TASK OBJECTIVE:
Find the lines with "заменить" in them and copy them out.

PROVIDED ENTRIES:
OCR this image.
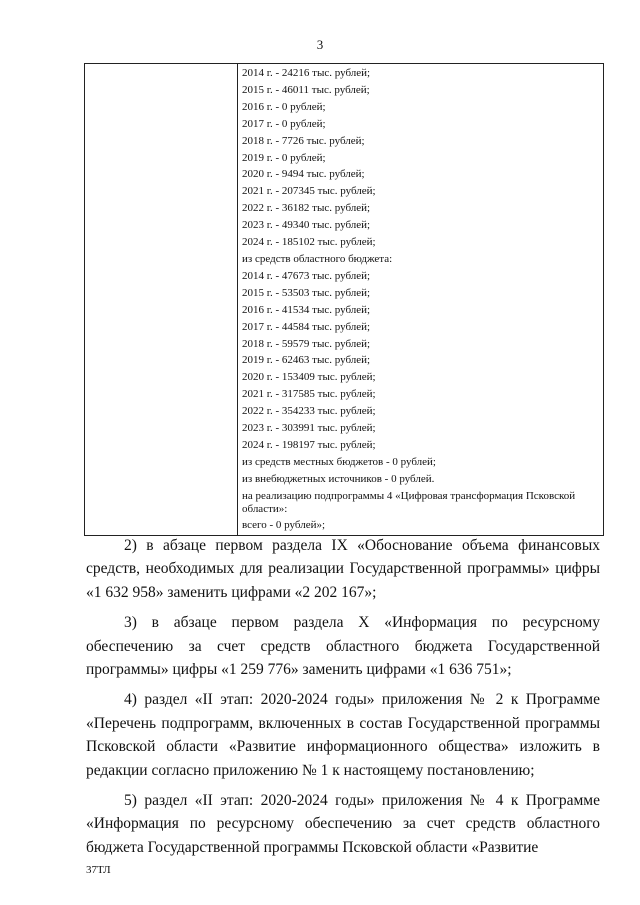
3

2014 г. - 24216 тыс. рублей;
2015 г. - 46011 тыс. рублей;
2016 г. - 0 рублей;
2017 г. - 0 рублей;
2018 г. - 7726 тыс. рублей;
2019 г. - 0 рублей;
2020 г. - 9494 тыс. рублей;
2021 г. - 207345 тыс. рублей;
2022 г. - 36182 тыс. рублей;
2023 г. - 49340 тыс. рублей;
2024 г. - 185102 тыс. рублей;
из средств областного бюджета:
2014 г. - 47673 тыс. рублей;
2015 г. - 53503 тыс. рублей;
2016 г. - 41534 тыс. рублей;
2017 г. - 44584 тыс. рублей;
2018 г. - 59579 тыс. рублей;
2019 г. - 62463 тыс. рублей;
2020 г. - 153409 тыс. рублей;
2021 г. - 317585 тыс. рублей;
2022 г. - 354233 тыс. рублей;
2023 г. - 303991 тыс. рублей;
2024 г. - 198197 тыс. рублей;
из средств местных бюджетов - 0 рублей;
из внебюджетных источников - 0 рублей.
на реализацию подпрограммы 4 «Цифровая трансформация Псковской области»:
всего - 0 рублей»;

2) в абзаце первом раздела IX «Обоснование объема финансовых средств, необходимых для реализации Государственной программы» цифры «1 632 958» заменить цифрами «2 202 167»;

3) в абзаце первом раздела X «Информация по ресурсному обеспечению за счет средств областного бюджета Государственной программы» цифры «1 259 776» заменить цифрами «1 636 751»;

4) раздел «II этап: 2020-2024 годы» приложения № 2 к Программе «Перечень подпрограмм, включенных в состав Государственной программы Псковской области «Развитие информационного общества» изложить в редакции согласно приложению № 1 к настоящему постановлению;

5) раздел «II этап: 2020-2024 годы» приложения № 4 к Программе «Информация по ресурсному обеспечению за счет средств областного бюджета Государственной программы Псковской области «Развитие

37ТЛ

RESPONSE FOR THIS EXERCISE:
2) в абзаце первом раздела IX «Обоснование объема финансовых средств, необходимых для реализации Государственной программы» цифры «1 632 958» заменить цифрами «2 202 167»;
3) в абзаце первом раздела X «Информация по ресурсному обеспечению за счет средств областного бюджета Государственной программы» цифры «1 259 776» заменить цифрами «1 636 751»;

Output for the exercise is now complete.